# [Records provided]
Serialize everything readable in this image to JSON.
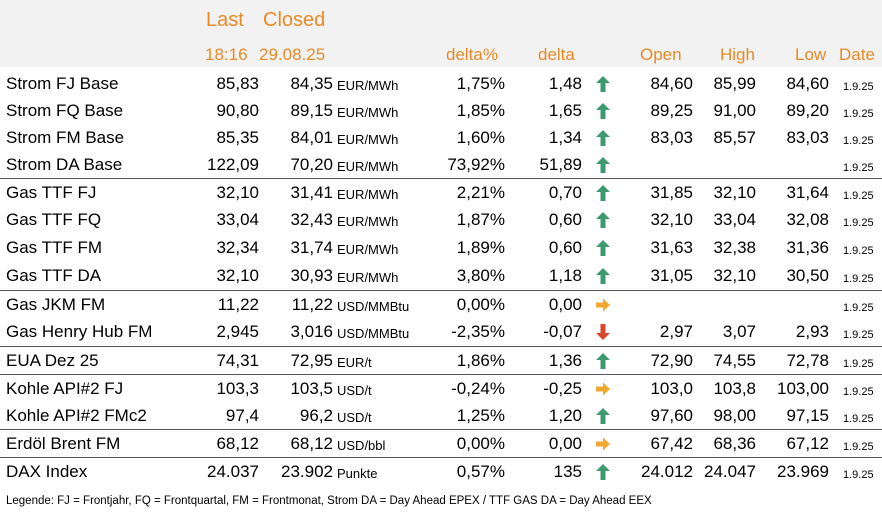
{
  "header": {
    "last_label": "Last",
    "closed_label": "Closed",
    "last_time": "18:16",
    "closed_date": "29.08.25",
    "delta_pct_label": "delta%",
    "delta_label": "delta",
    "open_label": "Open",
    "high_label": "High",
    "low_label": "Low",
    "date_label": "Date"
  },
  "colors": {
    "header_text": "#e78a26",
    "header_bg": "#f2f2f2",
    "up": "#3d9a6e",
    "down": "#d9442b",
    "flat": "#f0a830"
  },
  "rows": [
    {
      "name": "Strom FJ Base",
      "last": "85,83",
      "closed": "84,35",
      "unit": "EUR/MWh",
      "pct": "1,75%",
      "delta": "1,48",
      "trend": "up",
      "open": "84,60",
      "high": "85,99",
      "low": "84,60",
      "date": "1.9.25"
    },
    {
      "name": "Strom FQ Base",
      "last": "90,80",
      "closed": "89,15",
      "unit": "EUR/MWh",
      "pct": "1,85%",
      "delta": "1,65",
      "trend": "up",
      "open": "89,25",
      "high": "91,00",
      "low": "89,20",
      "date": "1.9.25"
    },
    {
      "name": "Strom FM Base",
      "last": "85,35",
      "closed": "84,01",
      "unit": "EUR/MWh",
      "pct": "1,60%",
      "delta": "1,34",
      "trend": "up",
      "open": "83,03",
      "high": "85,57",
      "low": "83,03",
      "date": "1.9.25"
    },
    {
      "name": "Strom DA Base",
      "last": "122,09",
      "closed": "70,20",
      "unit": "EUR/MWh",
      "pct": "73,92%",
      "delta": "51,89",
      "trend": "up",
      "open": "",
      "high": "",
      "low": "",
      "date": "1.9.25"
    },
    {
      "name": "Gas TTF FJ",
      "last": "32,10",
      "closed": "31,41",
      "unit": "EUR/MWh",
      "pct": "2,21%",
      "delta": "0,70",
      "trend": "up",
      "open": "31,85",
      "high": "32,10",
      "low": "31,64",
      "date": "1.9.25"
    },
    {
      "name": "Gas TTF FQ",
      "last": "33,04",
      "closed": "32,43",
      "unit": "EUR/MWh",
      "pct": "1,87%",
      "delta": "0,60",
      "trend": "up",
      "open": "32,10",
      "high": "33,04",
      "low": "32,08",
      "date": "1.9.25"
    },
    {
      "name": "Gas TTF FM",
      "last": "32,34",
      "closed": "31,74",
      "unit": "EUR/MWh",
      "pct": "1,89%",
      "delta": "0,60",
      "trend": "up",
      "open": "31,63",
      "high": "32,38",
      "low": "31,36",
      "date": "1.9.25"
    },
    {
      "name": "Gas TTF DA",
      "last": "32,10",
      "closed": "30,93",
      "unit": "EUR/MWh",
      "pct": "3,80%",
      "delta": "1,18",
      "trend": "up",
      "open": "31,05",
      "high": "32,10",
      "low": "30,50",
      "date": "1.9.25"
    },
    {
      "name": "Gas JKM FM",
      "last": "11,22",
      "closed": "11,22",
      "unit": "USD/MMBtu",
      "pct": "0,00%",
      "delta": "0,00",
      "trend": "flat",
      "open": "",
      "high": "",
      "low": "",
      "date": "1.9.25"
    },
    {
      "name": "Gas Henry Hub FM",
      "last": "2,945",
      "closed": "3,016",
      "unit": "USD/MMBtu",
      "pct": "-2,35%",
      "delta": "-0,07",
      "trend": "down",
      "open": "2,97",
      "high": "3,07",
      "low": "2,93",
      "date": "1.9.25"
    },
    {
      "name": "EUA Dez 25",
      "last": "74,31",
      "closed": "72,95",
      "unit": "EUR/t",
      "pct": "1,86%",
      "delta": "1,36",
      "trend": "up",
      "open": "72,90",
      "high": "74,55",
      "low": "72,78",
      "date": "1.9.25"
    },
    {
      "name": "Kohle API#2 FJ",
      "last": "103,3",
      "closed": "103,5",
      "unit": "USD/t",
      "pct": "-0,24%",
      "delta": "-0,25",
      "trend": "flat",
      "open": "103,0",
      "high": "103,8",
      "low": "103,00",
      "date": "1.9.25"
    },
    {
      "name": "Kohle API#2 FMc2",
      "last": "97,4",
      "closed": "96,2",
      "unit": "USD/t",
      "pct": "1,25%",
      "delta": "1,20",
      "trend": "up",
      "open": "97,60",
      "high": "98,00",
      "low": "97,15",
      "date": "1.9.25"
    },
    {
      "name": "Erdöl Brent FM",
      "last": "68,12",
      "closed": "68,12",
      "unit": "USD/bbl",
      "pct": "0,00%",
      "delta": "0,00",
      "trend": "flat",
      "open": "67,42",
      "high": "68,36",
      "low": "67,12",
      "date": "1.9.25"
    },
    {
      "name": "DAX Index",
      "last": "24.037",
      "closed": "23.902",
      "unit": "Punkte",
      "pct": "0,57%",
      "delta": "135",
      "trend": "up",
      "open": "24.012",
      "high": "24.047",
      "low": "23.969",
      "date": "1.9.25"
    }
  ],
  "legend": "Legende: FJ = Frontjahr, FQ = Frontquartal, FM = Frontmonat, Strom DA = Day Ahead EPEX / TTF GAS DA = Day Ahead EEX"
}
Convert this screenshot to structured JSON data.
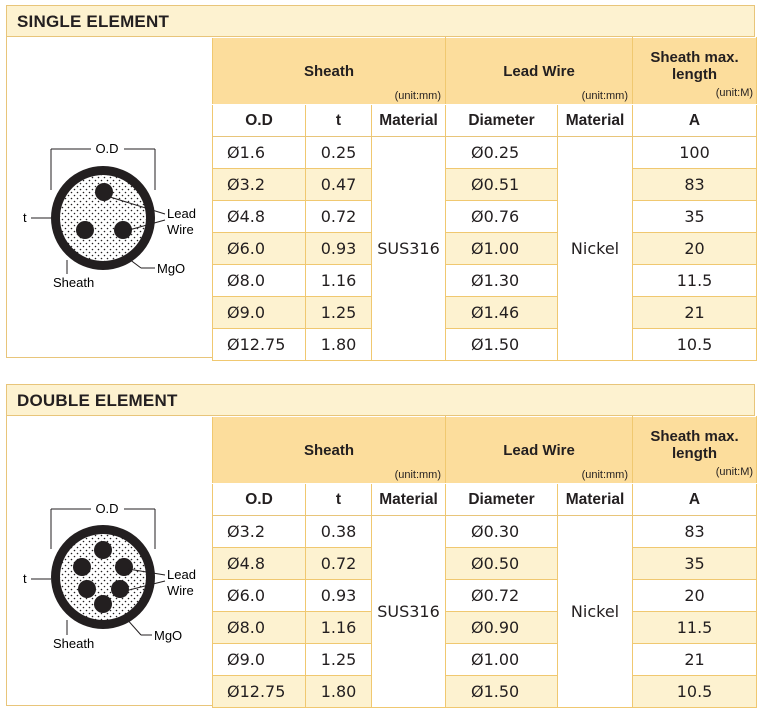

# [Stated goal]
Each line of the data that includes the word "Strom" counts once; report the total and nothing more.

# [Task result]
5